Start of Records

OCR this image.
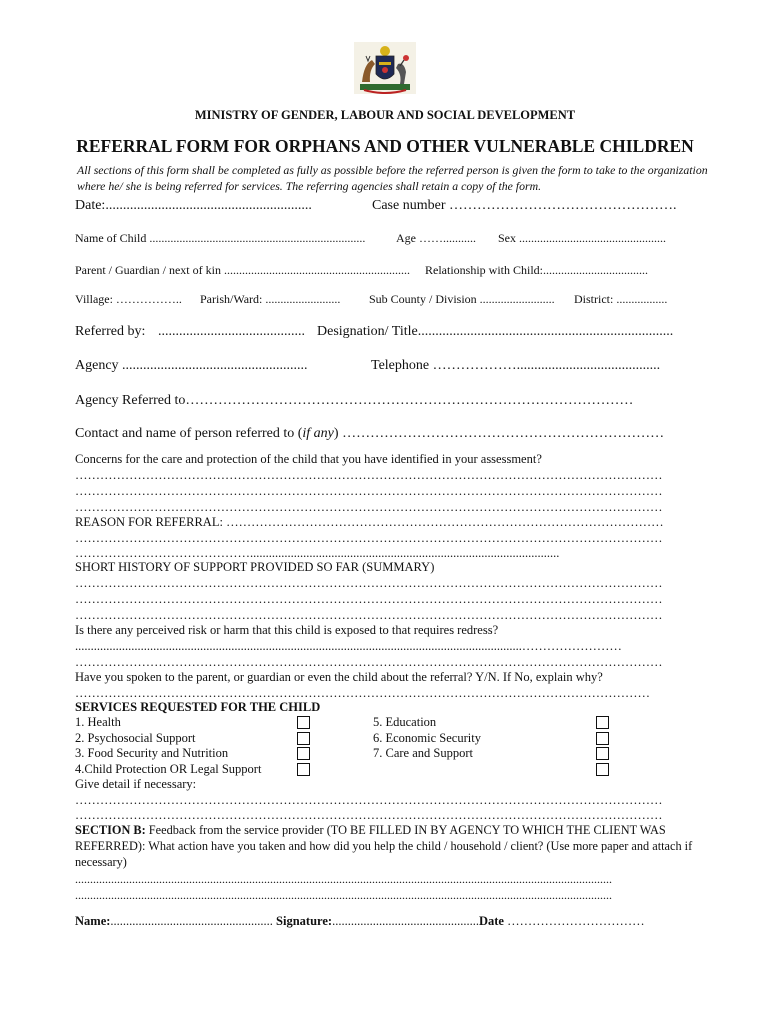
MINISTRY OF GENDER, LABOUR AND SOCIAL DEVELOPMENT
REFERRAL FORM FOR ORPHANS AND OTHER VULNERABLE CHILDREN
All sections of this form shall be completed as fully as possible before the referred person is given the form to take to the organization where he/ she is being referred for services. The referring agencies shall retain a copy of the form.
Date:...........................................................	Case number ………………………………………….
Name of Child ........................................................................	Age ……........... Sex .................................................
Parent / Guardian / next of kin .............................................................. Relationship with Child:...................................
Village: …………….. Parish/Ward: ......................... Sub County / Division ......................... District: .................
Referred by: .......................................... Designation/ Title.........................................................................
Agency .....................................................	Telephone ……………….........................................
Agency Referred to……………………………………………………………………………………
Contact and name of person referred to (if any) ……………………………………………………………
Concerns for the care and protection of the child that you have identified in your assessment?
……………………………………………………………………………………………………………………………
……………………………………………………………………………………………………………………………
……………………………………………………………………………………………………………………………
REASON FOR REFERRAL: ……………………………………………………………………………………………
……………………………………………………………………………………………………………………………
……………………………………...................................................................................................
SHORT HISTORY OF SUPPORT PROVIDED SO FAR (SUMMARY)
……………………………………………………………………………………………………………………………
……………………………………………………………………………………………………………………………
……………………………………………………………………………………………………………………………
Is there any perceived risk or harm that this child is exposed to that requires redress?
...............................................................................................................................................……………………
……………………………………………………………………………………………………………………………
Have you spoken to the parent, or guardian or even the child about the referral? Y/N. If No, explain why?
…………………………………………………………………………………………………………………………
SERVICES REQUESTED FOR THE CHILD
1. Health
2. Psychosocial Support
3. Food Security and Nutrition
4.Child Protection OR Legal Support
5. Education
6. Economic Security
7. Care and Support
Give detail if necessary:
……………………………………………………………………………………………………………………………
……………………………………………………………………………………………………………………………
SECTION B: Feedback from the service provider (TO BE FILLED IN BY AGENCY TO WHICH THE CLIENT WAS REFERRED): What action have you taken and how did you help the child / household / client? (Use more paper and attach if necessary)
...................................................................................................................................................................................
...................................................................................................................................................................................
Name:.................................................... Signature:...............................................Date ……………………………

End of Records

▶ [Task to complete]
Reproduce every line from the entries that holds the word "necessary".

▶ [Answer for the task]
Give detail if necessary:
SECTION B: Feedback from the service provider (TO BE FILLED IN BY AGENCY TO WHICH THE CLIENT WAS REFERRED): What action have you taken and how did you help the child / household / client? (Use more paper and attach if necessary)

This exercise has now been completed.